[EXERCISE OBJECTIVE]
Examine the entries and show every line in which the word "nitrogenous" is found.

[PROVIDED RECORDS]
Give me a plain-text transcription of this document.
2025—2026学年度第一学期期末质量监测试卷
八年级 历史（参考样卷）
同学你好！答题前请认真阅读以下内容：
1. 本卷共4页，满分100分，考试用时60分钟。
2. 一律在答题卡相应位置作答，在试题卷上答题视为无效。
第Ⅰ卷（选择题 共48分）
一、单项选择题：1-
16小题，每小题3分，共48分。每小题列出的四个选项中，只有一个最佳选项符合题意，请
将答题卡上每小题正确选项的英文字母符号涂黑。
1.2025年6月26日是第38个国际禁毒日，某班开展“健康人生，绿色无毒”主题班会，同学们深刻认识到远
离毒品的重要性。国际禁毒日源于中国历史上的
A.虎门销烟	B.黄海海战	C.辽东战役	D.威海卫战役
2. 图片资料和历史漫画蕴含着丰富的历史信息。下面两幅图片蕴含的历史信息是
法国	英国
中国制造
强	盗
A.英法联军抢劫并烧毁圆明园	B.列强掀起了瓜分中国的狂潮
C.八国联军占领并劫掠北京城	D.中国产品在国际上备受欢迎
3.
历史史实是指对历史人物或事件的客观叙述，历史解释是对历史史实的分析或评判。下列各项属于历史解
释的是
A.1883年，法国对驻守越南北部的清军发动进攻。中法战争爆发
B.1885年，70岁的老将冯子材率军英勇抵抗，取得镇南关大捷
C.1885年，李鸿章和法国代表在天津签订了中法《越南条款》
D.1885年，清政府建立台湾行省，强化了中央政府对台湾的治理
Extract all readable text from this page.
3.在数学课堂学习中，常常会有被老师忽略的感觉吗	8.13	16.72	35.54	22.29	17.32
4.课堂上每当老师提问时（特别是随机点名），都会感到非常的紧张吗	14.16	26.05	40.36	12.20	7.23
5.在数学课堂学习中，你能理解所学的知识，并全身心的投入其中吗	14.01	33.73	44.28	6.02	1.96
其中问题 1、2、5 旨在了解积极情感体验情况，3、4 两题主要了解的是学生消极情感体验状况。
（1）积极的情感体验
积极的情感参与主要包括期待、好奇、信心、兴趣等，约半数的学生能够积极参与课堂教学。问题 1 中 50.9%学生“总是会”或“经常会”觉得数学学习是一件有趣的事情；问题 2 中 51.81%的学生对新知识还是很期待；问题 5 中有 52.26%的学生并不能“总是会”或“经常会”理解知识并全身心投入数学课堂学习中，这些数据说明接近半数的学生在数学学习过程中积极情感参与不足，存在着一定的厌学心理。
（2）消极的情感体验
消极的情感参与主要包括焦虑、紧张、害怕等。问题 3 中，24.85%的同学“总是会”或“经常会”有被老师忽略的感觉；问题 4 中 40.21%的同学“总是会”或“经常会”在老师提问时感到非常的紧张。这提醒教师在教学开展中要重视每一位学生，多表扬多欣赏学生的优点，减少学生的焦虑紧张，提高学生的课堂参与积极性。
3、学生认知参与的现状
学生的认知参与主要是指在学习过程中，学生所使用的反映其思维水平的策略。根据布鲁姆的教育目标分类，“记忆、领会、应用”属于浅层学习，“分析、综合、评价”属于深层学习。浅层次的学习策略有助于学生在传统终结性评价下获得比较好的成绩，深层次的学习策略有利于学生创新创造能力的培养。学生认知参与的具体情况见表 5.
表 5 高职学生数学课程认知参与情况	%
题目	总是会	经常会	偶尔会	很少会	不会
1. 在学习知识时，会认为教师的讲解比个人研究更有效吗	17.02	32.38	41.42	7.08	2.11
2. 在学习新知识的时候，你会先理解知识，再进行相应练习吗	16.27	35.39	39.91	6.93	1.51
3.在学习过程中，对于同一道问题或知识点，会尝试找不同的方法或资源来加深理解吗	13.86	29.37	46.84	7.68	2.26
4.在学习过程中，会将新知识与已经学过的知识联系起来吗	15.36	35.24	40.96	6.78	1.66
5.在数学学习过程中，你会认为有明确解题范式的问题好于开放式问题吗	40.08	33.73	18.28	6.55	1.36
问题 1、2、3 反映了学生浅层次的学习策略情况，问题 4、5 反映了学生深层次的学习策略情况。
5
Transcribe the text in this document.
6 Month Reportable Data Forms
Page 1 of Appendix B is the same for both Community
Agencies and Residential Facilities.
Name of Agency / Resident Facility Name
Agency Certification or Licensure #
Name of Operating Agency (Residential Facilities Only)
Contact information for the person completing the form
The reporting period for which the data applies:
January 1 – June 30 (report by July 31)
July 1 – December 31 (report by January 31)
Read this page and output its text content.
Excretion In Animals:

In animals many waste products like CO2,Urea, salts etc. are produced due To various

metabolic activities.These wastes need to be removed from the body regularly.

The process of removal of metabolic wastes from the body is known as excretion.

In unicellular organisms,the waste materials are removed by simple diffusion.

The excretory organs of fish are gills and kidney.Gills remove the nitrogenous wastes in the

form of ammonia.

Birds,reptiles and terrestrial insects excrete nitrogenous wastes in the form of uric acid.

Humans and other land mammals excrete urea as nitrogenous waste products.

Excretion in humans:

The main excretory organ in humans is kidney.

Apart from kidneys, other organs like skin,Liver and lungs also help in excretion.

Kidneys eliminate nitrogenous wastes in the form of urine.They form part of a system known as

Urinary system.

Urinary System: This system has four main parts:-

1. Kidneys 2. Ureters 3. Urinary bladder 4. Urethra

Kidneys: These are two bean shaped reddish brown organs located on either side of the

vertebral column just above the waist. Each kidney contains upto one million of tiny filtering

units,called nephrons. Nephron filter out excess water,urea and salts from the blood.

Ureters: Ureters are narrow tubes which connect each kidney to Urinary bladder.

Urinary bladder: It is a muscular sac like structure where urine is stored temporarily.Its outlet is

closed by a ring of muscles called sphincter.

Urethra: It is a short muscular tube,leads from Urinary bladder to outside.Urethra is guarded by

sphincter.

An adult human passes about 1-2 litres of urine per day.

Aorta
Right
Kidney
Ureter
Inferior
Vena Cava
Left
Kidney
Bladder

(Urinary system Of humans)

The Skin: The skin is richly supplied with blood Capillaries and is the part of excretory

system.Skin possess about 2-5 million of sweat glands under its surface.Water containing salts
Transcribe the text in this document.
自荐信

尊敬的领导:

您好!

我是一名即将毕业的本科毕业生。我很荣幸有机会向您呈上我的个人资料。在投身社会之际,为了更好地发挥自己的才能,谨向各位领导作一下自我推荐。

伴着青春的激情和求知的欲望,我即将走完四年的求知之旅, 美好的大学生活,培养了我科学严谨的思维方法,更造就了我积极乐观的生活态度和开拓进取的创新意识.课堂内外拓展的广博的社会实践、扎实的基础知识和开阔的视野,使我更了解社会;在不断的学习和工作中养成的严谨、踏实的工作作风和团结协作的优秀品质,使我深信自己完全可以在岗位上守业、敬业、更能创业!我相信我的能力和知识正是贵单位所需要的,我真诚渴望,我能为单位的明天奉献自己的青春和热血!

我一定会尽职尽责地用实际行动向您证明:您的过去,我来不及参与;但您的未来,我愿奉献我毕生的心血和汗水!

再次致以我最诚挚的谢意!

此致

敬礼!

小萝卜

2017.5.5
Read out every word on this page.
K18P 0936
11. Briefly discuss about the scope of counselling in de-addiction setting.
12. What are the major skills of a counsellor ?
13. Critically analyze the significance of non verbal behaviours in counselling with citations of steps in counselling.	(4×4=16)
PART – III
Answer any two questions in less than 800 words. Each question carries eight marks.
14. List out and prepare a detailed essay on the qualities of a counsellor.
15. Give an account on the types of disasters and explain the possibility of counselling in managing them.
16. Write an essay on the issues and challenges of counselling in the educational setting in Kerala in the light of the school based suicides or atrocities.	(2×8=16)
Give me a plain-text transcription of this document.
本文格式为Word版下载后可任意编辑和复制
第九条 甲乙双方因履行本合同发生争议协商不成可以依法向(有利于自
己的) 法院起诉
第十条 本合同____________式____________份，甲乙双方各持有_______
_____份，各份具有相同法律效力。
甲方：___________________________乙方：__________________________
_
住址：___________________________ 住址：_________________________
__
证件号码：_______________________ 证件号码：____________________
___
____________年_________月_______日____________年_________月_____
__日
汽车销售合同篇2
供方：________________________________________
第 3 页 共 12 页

[FULL RESPONSE]
The excretory organs of fish are gills and kidney.Gills remove the nitrogenous wastes in the
Birds,reptiles and terrestrial insects excrete nitrogenous wastes in the form of uric acid.
Humans and other land mammals excrete urea as nitrogenous waste products.
Kidneys eliminate nitrogenous wastes in the form of urine.They form part of a system known as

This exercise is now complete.